> EXERCISE INSTRUCTIONS:
Copy out all of the data below with no alterations.

> PROVIDED ENTRIES:

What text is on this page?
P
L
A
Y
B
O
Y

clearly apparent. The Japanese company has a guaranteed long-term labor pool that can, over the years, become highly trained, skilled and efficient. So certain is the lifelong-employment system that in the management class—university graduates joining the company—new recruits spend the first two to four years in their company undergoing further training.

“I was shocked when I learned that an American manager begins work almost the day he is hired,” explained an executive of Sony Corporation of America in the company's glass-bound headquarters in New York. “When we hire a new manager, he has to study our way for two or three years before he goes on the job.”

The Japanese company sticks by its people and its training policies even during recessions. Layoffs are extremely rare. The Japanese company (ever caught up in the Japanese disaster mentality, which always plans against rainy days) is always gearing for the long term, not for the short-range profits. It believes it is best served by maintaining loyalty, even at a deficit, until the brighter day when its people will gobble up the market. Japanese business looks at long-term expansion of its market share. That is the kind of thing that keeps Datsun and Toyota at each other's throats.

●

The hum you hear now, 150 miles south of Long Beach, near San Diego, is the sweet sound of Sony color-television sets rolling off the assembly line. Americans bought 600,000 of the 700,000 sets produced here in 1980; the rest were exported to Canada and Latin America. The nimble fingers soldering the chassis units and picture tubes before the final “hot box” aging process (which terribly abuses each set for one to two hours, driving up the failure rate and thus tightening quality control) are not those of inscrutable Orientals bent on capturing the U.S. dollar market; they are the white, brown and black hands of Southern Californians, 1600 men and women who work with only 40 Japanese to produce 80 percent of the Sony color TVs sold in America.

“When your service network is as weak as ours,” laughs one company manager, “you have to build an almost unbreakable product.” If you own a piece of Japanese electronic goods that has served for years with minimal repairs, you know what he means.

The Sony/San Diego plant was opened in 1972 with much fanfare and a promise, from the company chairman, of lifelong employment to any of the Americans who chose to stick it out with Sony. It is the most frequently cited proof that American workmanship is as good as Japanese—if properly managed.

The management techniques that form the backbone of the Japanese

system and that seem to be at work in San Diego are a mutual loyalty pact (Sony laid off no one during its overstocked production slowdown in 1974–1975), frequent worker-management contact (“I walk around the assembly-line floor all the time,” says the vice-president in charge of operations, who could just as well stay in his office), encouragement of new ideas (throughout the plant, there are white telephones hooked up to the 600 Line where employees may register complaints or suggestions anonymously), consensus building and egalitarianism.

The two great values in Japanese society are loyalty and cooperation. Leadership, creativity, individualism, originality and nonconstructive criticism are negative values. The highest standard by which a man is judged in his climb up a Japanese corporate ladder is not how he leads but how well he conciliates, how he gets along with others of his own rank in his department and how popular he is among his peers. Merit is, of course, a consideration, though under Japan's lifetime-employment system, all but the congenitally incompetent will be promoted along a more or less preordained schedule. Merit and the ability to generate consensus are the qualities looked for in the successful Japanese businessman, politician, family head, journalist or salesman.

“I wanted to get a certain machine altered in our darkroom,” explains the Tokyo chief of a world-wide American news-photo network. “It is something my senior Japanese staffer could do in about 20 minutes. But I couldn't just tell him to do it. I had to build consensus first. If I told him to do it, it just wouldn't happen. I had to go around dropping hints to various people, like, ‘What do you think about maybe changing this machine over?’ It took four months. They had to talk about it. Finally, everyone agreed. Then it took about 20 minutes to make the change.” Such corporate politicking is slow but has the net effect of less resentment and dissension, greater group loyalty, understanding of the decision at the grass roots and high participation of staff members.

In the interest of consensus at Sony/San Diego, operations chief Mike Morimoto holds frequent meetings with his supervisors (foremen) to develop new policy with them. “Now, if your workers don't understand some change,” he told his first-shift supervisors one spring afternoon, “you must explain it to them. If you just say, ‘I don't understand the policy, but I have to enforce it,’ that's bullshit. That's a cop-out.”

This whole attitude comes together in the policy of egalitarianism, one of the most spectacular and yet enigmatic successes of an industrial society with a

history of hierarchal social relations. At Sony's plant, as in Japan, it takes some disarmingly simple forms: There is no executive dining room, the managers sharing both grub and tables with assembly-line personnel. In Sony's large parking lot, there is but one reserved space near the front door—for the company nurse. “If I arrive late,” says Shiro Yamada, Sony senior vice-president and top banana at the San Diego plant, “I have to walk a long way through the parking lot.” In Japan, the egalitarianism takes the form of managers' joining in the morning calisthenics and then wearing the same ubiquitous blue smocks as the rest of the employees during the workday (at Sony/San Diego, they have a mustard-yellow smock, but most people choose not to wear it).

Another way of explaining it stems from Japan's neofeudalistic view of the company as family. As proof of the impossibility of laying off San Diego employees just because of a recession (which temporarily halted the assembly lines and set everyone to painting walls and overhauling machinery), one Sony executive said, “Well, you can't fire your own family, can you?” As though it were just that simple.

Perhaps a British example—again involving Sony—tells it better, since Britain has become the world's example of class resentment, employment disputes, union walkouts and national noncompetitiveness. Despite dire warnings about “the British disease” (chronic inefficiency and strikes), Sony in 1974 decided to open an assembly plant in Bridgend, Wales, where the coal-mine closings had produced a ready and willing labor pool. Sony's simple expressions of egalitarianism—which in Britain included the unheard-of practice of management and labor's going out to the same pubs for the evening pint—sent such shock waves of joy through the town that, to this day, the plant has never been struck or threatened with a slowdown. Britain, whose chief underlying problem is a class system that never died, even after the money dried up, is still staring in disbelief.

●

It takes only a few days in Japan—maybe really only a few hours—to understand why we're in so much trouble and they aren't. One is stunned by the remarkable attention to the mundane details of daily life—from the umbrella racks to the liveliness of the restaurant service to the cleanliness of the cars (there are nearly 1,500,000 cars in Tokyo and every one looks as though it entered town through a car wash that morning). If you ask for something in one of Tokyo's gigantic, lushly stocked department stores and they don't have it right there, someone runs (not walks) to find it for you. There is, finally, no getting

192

> TASK RESPONSE:
What text is on this page?
P
L
A
Y
B
O
Y

clearly apparent. The Japanese company has a guaranteed long-term labor pool that can, over the years, become highly trained, skilled and efficient. So certain is the lifelong-employment system that in the management class—university graduates joining the company—new recruits spend the first two to four years in their company undergoing further training.

“I was shocked when I learned that an American manager begins work almost the day he is hired,” explained an executive of Sony Corporation of America in the company's glass-bound headquarters in New York. “When we hire a new manager, he has to study our way for two or three years before he goes on the job.”

The Japanese company sticks by its people and its training policies even during recessions. Layoffs are extremely rare. The Japanese company (ever caught up in the Japanese disaster mentality, which always plans against rainy days) is always gearing for the long term, not for the short-range profits. It believes it is best served by maintaining loyalty, even at a deficit, until the brighter day when its people will gobble up the market. Japanese business looks at long-term expansion of its market share. That is the kind of thing that keeps Datsun and Toyota at each other's throats.

●

The hum you hear now, 150 miles south of Long Beach, near San Diego, is the sweet sound of Sony color-television sets rolling off the assembly line. Americans bought 600,000 of the 700,000 sets produced here in 1980; the rest were exported to Canada and Latin America. The nimble fingers soldering the chassis units and picture tubes before the final “hot box” aging process (which terribly abuses each set for one to two hours, driving up the failure rate and thus tightening quality control) are not those of inscrutable Orientals bent on capturing the U.S. dollar market; they are the white, brown and black hands of Southern Californians, 1600 men and women who work with only 40 Japanese to produce 80 percent of the Sony color TVs sold in America.

“When your service network is as weak as ours,” laughs one company manager, “you have to build an almost unbreakable product.” If you own a piece of Japanese electronic goods that has served for years with minimal repairs, you know what he means.

The Sony/San Diego plant was opened in 1972 with much fanfare and a promise, from the company chairman, of lifelong employment to any of the Americans who chose to stick it out with Sony. It is the most frequently cited proof that American workmanship is as good as Japanese—if properly managed.

The management techniques that form the backbone of the Japanese

system and that seem to be at work in San Diego are a mutual loyalty pact (Sony laid off no one during its overstocked production slowdown in 1974–1975), frequent worker-management contact (“I walk around the assembly-line floor all the time,” says the vice-president in charge of operations, who could just as well stay in his office), encouragement of new ideas (throughout the plant, there are white telephones hooked up to the 600 Line where employees may register complaints or suggestions anonymously), consensus building and egalitarianism.

The two great values in Japanese society are loyalty and cooperation. Leadership, creativity, individualism, originality and nonconstructive criticism are negative values. The highest standard by which a man is judged in his climb up a Japanese corporate ladder is not how he leads but how well he conciliates, how he gets along with others of his own rank in his department and how popular he is among his peers. Merit is, of course, a consideration, though under Japan's lifetime-employment system, all but the congenitally incompetent will be promoted along a more or less preordained schedule. Merit and the ability to generate consensus are the qualities looked for in the successful Japanese businessman, politician, family head, journalist or salesman.

“I wanted to get a certain machine altered in our darkroom,” explains the Tokyo chief of a world-wide American news-photo network. “It is something my senior Japanese staffer could do in about 20 minutes. But I couldn't just tell him to do it. I had to build consensus first. If I told him to do it, it just wouldn't happen. I had to go around dropping hints to various people, like, ‘What do you think about maybe changing this machine over?’ It took four months. They had to talk about it. Finally, everyone agreed. Then it took about 20 minutes to make the change.” Such corporate politicking is slow but has the net effect of less resentment and dissension, greater group loyalty, understanding of the decision at the grass roots and high participation of staff members.

In the interest of consensus at Sony/San Diego, operations chief Mike Morimoto holds frequent meetings with his supervisors (foremen) to develop new policy with them. “Now, if your workers don't understand some change,” he told his first-shift supervisors one spring afternoon, “you must explain it to them. If you just say, ‘I don't understand the policy, but I have to enforce it,’ that's bullshit. That's a cop-out.”

This whole attitude comes together in the policy of egalitarianism, one of the most spectacular and yet enigmatic successes of an industrial society with a

history of hierarchal social relations. At Sony's plant, as in Japan, it takes some disarmingly simple forms: There is no executive dining room, the managers sharing both grub and tables with assembly-line personnel. In Sony's large parking lot, there is but one reserved space near the front door—for the company nurse. “If I arrive late,” says Shiro Yamada, Sony senior vice-president and top banana at the San Diego plant, “I have to walk a long way through the parking lot.” In Japan, the egalitarianism takes the form of managers' joining in the morning calisthenics and then wearing the same ubiquitous blue smocks as the rest of the employees during the workday (at Sony/San Diego, they have a mustard-yellow smock, but most people choose not to wear it).

Another way of explaining it stems from Japan's neofeudalistic view of the company as family. As proof of the impossibility of laying off San Diego employees just because of a recession (which temporarily halted the assembly lines and set everyone to painting walls and overhauling machinery), one Sony executive said, “Well, you can't fire your own family, can you?” As though it were just that simple.

Perhaps a British example—again involving Sony—tells it better, since Britain has become the world's example of class resentment, employment disputes, union walkouts and national noncompetitiveness. Despite dire warnings about “the British disease” (chronic inefficiency and strikes), Sony in 1974 decided to open an assembly plant in Bridgend, Wales, where the coal-mine closings had produced a ready and willing labor pool. Sony's simple expressions of egalitarianism—which in Britain included the unheard-of practice of management and labor's going out to the same pubs for the evening pint—sent such shock waves of joy through the town that, to this day, the plant has never been struck or threatened with a slowdown. Britain, whose chief underlying problem is a class system that never died, even after the money dried up, is still staring in disbelief.

●

It takes only a few days in Japan—maybe really only a few hours—to understand why we're in so much trouble and they aren't. One is stunned by the remarkable attention to the mundane details of daily life—from the umbrella racks to the liveliness of the restaurant service to the cleanliness of the cars (there are nearly 1,500,000 cars in Tokyo and every one looks as though it entered town through a car wash that morning). If you ask for something in one of Tokyo's gigantic, lushly stocked department stores and they don't have it right there, someone runs (not walks) to find it for you. There is, finally, no getting

192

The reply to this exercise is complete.